:: Input rows

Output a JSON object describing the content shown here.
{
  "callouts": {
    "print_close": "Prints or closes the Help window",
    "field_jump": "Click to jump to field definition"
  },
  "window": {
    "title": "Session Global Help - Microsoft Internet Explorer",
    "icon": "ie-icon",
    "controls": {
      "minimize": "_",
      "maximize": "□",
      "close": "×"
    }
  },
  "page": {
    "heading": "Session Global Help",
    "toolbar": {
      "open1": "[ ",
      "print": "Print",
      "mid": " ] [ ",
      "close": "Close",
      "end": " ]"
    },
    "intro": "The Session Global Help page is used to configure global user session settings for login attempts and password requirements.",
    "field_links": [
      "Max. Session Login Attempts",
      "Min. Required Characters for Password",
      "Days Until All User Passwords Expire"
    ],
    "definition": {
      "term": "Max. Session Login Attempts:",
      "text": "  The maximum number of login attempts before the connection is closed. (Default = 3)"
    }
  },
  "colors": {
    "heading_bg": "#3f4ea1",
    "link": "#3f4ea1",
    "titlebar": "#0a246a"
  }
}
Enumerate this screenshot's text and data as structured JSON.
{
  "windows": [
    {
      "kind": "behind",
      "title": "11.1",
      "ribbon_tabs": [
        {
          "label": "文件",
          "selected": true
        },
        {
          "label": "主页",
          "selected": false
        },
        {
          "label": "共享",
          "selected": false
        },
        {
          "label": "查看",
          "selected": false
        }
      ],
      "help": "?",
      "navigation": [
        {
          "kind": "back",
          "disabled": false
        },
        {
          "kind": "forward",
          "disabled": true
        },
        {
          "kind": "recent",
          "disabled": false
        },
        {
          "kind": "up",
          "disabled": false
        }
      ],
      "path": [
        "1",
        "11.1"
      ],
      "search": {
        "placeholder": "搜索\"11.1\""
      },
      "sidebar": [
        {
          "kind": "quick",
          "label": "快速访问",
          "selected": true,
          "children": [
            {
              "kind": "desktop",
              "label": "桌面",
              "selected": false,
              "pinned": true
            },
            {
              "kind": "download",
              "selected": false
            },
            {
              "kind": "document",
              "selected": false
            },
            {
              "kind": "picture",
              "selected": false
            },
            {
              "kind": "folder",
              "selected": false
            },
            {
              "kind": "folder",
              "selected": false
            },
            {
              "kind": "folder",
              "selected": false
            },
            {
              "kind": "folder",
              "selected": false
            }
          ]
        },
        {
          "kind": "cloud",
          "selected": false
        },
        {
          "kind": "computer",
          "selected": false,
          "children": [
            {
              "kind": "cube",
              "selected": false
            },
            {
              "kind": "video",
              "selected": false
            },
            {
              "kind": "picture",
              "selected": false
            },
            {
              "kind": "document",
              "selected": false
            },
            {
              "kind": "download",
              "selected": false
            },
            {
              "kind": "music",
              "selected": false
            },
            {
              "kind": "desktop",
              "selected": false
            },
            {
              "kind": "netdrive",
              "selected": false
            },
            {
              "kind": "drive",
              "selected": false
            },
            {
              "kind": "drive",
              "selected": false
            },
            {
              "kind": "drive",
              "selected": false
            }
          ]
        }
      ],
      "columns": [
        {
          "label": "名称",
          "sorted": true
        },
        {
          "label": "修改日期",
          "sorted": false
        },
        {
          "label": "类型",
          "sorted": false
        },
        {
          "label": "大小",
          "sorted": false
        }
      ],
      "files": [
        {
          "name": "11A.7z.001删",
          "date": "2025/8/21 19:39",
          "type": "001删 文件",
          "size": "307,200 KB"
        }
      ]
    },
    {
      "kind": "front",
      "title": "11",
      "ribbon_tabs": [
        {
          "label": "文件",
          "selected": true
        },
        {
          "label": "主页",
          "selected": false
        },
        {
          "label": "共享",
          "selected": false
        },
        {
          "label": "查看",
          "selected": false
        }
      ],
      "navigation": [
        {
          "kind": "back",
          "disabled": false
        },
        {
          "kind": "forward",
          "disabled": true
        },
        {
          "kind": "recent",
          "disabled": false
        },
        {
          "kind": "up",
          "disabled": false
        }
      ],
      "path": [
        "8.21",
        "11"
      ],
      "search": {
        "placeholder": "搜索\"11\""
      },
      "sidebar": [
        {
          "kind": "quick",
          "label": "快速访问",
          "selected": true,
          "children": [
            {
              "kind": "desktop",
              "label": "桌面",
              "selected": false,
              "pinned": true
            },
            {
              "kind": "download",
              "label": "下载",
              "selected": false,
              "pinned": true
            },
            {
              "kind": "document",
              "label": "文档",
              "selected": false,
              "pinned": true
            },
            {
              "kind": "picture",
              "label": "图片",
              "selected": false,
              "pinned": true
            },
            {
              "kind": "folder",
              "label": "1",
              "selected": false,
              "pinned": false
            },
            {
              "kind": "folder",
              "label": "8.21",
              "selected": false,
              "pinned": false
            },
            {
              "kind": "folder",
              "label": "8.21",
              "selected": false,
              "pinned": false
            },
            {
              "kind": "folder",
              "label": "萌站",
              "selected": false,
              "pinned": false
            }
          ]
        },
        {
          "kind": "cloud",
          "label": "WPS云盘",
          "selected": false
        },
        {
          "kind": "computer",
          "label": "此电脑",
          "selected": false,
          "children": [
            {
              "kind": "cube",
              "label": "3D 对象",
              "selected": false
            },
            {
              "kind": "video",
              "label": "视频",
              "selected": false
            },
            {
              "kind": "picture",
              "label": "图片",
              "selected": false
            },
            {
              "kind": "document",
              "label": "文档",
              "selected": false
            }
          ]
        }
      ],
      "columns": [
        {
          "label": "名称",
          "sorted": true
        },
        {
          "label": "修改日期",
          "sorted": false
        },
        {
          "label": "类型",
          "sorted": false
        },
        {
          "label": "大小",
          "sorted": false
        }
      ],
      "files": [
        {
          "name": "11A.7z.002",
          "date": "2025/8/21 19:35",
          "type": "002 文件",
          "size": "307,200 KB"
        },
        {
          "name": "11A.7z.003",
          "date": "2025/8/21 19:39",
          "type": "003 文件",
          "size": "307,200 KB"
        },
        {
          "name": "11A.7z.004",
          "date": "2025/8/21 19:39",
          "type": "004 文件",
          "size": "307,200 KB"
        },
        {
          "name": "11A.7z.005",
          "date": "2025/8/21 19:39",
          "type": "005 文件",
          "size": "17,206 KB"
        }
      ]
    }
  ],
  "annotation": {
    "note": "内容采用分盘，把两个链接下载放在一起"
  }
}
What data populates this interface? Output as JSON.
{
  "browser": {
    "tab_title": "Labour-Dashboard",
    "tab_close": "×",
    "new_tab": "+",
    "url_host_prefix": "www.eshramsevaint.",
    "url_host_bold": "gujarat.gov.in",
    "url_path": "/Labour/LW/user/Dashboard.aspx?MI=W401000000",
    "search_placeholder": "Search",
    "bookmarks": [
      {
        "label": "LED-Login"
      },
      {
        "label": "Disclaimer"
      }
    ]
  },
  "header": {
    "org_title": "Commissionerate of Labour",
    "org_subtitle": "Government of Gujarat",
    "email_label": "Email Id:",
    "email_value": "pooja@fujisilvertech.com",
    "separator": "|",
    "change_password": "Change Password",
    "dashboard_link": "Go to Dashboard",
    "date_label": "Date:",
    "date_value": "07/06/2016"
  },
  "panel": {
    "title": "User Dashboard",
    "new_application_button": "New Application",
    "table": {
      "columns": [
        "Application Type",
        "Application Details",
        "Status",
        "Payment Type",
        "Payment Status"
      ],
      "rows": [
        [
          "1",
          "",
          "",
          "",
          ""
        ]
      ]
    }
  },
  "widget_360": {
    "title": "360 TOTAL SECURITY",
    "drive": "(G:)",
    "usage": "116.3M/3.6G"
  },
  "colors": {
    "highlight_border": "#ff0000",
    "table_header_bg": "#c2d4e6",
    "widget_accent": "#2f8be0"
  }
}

::::

What this task involves: How many of the lines above include the word "page"? Respond with the number alone.

Response to this exercise: 2